+++ Source records

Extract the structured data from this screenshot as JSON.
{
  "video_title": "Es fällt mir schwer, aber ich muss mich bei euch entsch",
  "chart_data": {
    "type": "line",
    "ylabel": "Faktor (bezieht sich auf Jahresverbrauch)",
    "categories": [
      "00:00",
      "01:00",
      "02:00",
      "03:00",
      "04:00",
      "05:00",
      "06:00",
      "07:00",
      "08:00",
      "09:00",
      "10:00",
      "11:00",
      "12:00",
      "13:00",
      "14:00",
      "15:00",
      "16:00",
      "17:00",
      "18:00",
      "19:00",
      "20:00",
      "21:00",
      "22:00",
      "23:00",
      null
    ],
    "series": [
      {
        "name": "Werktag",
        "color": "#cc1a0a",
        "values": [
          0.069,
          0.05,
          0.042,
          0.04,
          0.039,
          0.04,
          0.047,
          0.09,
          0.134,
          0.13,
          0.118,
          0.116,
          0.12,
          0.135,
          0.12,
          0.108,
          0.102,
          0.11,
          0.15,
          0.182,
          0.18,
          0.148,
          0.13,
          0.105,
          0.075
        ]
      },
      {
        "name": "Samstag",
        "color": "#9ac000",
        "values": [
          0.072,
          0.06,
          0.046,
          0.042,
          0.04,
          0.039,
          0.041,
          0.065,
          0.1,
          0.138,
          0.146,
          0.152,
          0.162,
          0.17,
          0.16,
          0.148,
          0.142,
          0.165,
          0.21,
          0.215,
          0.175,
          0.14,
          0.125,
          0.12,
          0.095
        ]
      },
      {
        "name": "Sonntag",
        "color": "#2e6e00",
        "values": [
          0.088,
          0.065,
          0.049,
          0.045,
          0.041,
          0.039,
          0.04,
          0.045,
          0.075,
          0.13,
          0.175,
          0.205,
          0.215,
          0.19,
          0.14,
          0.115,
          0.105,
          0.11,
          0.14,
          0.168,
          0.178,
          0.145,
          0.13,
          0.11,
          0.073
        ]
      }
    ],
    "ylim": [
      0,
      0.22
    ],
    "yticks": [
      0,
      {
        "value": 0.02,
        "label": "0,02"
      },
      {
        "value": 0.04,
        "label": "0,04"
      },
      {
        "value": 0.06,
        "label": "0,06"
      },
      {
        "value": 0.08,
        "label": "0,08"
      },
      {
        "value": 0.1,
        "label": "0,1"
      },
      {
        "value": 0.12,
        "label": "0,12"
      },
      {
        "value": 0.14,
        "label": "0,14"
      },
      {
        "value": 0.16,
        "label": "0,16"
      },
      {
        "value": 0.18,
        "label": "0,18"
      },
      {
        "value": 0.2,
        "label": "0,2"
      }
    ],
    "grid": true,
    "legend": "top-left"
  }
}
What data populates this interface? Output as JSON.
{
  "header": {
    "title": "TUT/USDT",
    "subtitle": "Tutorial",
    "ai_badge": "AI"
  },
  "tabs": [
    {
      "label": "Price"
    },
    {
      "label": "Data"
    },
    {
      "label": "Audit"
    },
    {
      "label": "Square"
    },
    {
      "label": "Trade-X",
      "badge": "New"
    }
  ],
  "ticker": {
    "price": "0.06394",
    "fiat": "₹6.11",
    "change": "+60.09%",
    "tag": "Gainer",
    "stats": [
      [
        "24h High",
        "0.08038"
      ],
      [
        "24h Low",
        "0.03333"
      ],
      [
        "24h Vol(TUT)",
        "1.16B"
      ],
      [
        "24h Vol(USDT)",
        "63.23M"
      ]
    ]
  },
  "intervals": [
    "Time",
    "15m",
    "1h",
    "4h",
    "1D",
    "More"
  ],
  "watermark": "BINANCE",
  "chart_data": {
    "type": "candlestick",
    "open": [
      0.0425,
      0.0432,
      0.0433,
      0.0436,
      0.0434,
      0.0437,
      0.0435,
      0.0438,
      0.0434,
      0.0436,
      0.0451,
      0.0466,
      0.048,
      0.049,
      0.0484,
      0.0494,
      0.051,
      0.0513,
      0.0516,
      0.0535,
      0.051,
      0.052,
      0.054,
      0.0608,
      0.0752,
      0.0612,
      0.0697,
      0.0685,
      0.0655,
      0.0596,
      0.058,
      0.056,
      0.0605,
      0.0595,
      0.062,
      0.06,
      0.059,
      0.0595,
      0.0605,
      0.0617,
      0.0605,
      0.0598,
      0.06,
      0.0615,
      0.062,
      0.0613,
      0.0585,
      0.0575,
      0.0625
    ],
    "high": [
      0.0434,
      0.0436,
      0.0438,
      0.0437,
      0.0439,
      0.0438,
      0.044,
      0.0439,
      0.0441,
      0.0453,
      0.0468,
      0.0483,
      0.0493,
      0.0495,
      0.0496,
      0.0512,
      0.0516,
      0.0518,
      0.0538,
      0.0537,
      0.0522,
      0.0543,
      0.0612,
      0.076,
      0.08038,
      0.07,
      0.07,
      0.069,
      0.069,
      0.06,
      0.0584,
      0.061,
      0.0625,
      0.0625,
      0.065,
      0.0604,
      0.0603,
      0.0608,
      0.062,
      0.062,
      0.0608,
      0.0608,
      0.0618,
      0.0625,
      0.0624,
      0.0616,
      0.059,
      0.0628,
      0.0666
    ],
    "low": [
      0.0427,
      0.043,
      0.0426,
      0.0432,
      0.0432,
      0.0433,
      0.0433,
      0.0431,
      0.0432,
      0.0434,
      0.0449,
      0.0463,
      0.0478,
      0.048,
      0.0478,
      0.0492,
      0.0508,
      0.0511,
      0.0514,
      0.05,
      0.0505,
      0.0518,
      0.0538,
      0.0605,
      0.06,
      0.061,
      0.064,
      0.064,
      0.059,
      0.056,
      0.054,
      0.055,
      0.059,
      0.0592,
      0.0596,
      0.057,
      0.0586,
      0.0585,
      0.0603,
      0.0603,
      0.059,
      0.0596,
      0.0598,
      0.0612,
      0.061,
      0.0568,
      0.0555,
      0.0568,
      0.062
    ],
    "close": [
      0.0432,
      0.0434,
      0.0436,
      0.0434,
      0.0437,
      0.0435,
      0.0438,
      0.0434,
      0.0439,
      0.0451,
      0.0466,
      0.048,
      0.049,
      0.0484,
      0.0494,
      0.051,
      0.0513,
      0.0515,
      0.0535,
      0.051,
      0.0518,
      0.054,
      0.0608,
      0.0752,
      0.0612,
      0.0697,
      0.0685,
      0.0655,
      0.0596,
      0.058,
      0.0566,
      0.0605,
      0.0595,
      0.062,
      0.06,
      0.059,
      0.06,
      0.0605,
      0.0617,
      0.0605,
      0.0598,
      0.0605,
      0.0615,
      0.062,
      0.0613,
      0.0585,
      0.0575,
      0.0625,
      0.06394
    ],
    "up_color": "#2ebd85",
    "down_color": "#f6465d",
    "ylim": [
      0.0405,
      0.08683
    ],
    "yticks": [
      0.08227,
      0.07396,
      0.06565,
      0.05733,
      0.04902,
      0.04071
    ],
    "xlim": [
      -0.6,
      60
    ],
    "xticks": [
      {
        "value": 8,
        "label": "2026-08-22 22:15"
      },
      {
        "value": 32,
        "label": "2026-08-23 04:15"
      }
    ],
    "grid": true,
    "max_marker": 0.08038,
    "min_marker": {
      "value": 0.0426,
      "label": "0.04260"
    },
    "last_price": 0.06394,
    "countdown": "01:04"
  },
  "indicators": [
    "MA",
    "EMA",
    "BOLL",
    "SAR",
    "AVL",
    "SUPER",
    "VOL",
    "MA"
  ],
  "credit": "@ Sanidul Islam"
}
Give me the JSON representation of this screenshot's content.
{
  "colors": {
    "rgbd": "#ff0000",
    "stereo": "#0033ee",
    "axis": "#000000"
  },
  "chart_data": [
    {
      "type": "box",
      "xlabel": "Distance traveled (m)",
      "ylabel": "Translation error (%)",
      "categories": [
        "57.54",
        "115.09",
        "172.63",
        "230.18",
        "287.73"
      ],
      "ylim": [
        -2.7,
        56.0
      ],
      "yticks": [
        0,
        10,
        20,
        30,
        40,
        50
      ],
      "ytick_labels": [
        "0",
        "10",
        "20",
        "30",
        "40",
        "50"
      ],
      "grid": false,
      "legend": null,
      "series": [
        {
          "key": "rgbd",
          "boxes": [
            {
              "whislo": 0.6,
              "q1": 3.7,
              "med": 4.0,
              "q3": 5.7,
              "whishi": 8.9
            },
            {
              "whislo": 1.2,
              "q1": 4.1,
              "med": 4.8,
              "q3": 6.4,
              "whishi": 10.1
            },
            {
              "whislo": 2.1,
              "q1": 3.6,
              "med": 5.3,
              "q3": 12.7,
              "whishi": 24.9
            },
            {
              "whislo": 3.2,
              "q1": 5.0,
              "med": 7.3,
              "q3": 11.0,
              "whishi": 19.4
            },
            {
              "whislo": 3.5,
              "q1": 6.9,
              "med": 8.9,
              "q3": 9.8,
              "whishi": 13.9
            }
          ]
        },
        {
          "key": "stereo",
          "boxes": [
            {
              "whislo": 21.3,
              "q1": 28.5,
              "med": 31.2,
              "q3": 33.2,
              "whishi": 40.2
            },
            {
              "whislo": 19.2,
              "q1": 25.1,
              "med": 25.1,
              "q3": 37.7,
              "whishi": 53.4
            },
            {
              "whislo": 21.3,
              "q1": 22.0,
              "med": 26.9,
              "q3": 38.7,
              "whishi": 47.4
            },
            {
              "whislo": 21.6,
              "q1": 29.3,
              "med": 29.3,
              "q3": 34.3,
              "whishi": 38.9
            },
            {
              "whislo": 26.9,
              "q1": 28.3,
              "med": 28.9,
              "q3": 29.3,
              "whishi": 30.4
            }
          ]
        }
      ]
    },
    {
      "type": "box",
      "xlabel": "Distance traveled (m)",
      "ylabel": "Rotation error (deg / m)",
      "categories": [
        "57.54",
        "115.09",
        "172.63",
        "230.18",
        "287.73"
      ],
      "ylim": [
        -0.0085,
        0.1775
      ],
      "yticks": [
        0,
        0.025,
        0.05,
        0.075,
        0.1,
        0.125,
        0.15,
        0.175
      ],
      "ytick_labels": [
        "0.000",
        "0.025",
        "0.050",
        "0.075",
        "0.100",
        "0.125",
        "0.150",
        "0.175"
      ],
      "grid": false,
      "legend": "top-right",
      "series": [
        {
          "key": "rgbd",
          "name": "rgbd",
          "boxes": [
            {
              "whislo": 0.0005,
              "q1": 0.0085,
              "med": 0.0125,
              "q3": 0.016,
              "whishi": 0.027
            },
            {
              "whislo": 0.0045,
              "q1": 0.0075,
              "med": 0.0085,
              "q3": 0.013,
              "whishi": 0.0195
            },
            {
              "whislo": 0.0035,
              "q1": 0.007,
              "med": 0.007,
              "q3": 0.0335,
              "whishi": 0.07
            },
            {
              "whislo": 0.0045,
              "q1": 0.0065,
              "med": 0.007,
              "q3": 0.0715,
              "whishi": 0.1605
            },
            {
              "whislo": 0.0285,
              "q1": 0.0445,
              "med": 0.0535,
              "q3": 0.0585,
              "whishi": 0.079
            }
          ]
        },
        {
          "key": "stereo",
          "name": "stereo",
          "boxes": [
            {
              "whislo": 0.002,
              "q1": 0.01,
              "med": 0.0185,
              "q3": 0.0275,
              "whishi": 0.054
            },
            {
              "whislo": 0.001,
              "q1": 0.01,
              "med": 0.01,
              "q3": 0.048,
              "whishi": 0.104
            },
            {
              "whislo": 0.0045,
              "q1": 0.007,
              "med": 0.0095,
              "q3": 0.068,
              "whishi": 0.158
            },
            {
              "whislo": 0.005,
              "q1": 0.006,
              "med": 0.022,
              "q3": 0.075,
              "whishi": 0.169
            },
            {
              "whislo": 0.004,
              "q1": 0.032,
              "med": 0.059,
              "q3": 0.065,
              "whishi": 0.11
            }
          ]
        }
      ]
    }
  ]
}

++++++

Exercise task: Considering only the records above, state the number of lines that include the word "JSON", with nothing added.

Reply to the task: 3